---------- Data section ----------
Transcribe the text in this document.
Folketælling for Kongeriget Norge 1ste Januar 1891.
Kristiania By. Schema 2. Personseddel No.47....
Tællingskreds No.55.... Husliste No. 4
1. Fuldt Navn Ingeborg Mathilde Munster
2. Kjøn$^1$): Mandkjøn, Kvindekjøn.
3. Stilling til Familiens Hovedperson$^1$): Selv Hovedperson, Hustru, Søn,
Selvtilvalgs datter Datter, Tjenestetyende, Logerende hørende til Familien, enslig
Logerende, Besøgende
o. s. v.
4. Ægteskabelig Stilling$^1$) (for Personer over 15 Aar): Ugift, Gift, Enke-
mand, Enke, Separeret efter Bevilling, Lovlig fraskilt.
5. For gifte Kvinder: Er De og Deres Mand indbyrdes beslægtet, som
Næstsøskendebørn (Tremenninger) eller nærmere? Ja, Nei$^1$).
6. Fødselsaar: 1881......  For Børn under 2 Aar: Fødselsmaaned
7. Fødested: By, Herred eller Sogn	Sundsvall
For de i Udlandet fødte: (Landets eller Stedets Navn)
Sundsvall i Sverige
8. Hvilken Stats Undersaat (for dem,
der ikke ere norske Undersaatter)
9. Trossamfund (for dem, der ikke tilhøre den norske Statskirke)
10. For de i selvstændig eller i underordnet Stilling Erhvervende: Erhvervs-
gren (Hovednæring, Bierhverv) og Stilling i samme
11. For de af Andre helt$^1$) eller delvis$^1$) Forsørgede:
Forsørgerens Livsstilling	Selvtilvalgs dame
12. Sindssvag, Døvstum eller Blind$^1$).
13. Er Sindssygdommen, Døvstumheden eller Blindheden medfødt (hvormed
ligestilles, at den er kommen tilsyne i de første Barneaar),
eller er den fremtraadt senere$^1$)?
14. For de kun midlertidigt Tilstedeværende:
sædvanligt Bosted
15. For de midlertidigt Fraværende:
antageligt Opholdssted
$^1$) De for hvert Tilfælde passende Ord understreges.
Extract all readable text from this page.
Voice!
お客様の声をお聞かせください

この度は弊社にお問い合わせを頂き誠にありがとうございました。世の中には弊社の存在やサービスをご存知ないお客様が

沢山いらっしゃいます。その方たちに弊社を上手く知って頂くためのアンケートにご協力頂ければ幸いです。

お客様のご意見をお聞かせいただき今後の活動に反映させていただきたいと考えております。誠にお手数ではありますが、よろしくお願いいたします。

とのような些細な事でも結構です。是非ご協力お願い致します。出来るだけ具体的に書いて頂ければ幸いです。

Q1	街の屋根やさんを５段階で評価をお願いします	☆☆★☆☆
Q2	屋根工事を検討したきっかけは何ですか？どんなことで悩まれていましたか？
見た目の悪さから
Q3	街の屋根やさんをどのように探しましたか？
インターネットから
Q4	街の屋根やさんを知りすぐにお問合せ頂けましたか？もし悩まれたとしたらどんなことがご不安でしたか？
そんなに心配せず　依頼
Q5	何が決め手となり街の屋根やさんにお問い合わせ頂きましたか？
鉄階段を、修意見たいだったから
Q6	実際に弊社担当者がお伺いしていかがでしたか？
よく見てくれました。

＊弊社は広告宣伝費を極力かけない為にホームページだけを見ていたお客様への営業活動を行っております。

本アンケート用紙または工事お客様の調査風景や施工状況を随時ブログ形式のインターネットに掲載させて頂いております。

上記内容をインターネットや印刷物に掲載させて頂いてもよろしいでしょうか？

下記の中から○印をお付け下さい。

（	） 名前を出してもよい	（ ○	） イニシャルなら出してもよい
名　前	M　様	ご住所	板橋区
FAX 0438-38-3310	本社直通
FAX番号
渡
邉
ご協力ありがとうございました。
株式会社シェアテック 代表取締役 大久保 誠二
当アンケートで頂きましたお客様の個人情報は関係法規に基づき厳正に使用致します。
----------
- [Set problem]
Copy every line from the records above that contains the word "norske".

- [Expected answer]
der ikke ere norske Undersaatter)
9. Trossamfund (for dem, der ikke tilhøre den norske Statskirke)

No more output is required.